- Directions
List each line of the data that holds the string "nobody".

[Records]
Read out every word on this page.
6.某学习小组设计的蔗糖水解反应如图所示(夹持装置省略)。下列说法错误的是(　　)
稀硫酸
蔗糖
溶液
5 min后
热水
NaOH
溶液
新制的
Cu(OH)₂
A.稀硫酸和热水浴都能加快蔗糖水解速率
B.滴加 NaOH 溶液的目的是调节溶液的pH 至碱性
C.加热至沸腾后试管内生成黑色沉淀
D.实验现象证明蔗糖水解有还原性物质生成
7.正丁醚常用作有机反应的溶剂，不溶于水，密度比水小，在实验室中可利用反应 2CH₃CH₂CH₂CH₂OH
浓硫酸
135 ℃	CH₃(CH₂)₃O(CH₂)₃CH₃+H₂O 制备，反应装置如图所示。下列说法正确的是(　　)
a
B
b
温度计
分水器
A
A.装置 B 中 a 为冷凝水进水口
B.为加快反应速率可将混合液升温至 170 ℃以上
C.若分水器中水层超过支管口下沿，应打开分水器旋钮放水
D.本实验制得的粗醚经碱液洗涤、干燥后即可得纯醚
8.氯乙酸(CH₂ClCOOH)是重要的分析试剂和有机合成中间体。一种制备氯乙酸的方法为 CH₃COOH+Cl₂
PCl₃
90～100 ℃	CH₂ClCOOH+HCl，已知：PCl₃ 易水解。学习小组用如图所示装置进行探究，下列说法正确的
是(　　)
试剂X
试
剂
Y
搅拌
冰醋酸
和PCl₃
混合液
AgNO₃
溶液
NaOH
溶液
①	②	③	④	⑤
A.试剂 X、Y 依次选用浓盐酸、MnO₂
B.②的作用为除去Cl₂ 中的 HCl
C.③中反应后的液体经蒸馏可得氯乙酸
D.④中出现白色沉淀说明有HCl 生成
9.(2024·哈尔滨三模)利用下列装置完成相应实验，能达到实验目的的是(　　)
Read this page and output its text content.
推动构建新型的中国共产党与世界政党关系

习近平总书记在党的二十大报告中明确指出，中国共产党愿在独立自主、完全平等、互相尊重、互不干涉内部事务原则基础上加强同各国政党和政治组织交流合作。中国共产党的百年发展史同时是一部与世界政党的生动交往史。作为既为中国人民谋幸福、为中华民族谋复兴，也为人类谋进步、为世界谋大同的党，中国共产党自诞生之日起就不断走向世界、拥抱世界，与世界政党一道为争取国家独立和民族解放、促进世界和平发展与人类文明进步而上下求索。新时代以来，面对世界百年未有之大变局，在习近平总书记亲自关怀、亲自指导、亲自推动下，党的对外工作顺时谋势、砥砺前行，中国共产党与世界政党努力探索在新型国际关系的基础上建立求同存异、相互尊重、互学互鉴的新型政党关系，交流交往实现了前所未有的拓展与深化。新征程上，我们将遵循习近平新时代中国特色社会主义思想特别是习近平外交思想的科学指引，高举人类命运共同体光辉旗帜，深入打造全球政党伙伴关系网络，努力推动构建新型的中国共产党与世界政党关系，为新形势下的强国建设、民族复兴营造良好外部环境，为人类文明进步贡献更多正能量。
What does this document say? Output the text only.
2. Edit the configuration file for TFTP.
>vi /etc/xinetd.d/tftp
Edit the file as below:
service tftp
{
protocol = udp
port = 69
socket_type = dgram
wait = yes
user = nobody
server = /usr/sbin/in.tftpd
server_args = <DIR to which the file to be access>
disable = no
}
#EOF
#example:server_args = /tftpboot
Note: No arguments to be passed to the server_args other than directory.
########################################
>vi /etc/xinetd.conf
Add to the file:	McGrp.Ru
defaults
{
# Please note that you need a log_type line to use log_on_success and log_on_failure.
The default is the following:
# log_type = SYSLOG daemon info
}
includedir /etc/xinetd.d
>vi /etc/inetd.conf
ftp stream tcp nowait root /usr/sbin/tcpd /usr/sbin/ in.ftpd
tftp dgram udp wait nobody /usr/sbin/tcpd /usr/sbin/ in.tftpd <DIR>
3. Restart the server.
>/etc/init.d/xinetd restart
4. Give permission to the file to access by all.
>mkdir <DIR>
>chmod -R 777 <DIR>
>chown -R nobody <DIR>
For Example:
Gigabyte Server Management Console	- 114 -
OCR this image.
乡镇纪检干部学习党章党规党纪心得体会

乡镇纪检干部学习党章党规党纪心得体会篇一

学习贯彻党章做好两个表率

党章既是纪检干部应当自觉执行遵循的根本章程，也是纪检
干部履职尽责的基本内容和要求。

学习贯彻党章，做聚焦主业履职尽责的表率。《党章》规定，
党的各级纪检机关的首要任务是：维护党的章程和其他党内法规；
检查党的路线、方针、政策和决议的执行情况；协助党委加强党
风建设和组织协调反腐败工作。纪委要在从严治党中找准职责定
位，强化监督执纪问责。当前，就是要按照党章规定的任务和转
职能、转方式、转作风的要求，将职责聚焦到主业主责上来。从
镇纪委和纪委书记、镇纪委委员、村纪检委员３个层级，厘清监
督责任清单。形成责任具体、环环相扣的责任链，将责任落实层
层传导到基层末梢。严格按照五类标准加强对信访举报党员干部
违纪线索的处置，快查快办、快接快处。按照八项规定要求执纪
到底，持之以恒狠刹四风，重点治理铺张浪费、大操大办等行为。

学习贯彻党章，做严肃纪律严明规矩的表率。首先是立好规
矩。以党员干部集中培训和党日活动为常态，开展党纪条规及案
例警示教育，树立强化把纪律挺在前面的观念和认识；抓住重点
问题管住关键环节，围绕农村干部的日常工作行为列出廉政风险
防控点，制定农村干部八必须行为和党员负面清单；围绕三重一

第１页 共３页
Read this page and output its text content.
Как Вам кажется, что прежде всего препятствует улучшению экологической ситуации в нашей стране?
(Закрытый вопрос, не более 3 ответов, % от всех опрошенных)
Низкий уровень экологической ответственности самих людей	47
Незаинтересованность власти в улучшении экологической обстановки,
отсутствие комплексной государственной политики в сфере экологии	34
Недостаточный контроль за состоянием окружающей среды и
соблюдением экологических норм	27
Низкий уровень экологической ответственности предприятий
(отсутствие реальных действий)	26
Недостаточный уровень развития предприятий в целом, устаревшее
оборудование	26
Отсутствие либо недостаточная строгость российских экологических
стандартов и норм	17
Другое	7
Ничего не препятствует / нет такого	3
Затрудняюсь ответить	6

- Answer to the problem
user = nobody
tftp dgram udp wait nobody /usr/sbin/tcpd /usr/sbin/ in.tftpd <DIR>
>chown -R nobody <DIR>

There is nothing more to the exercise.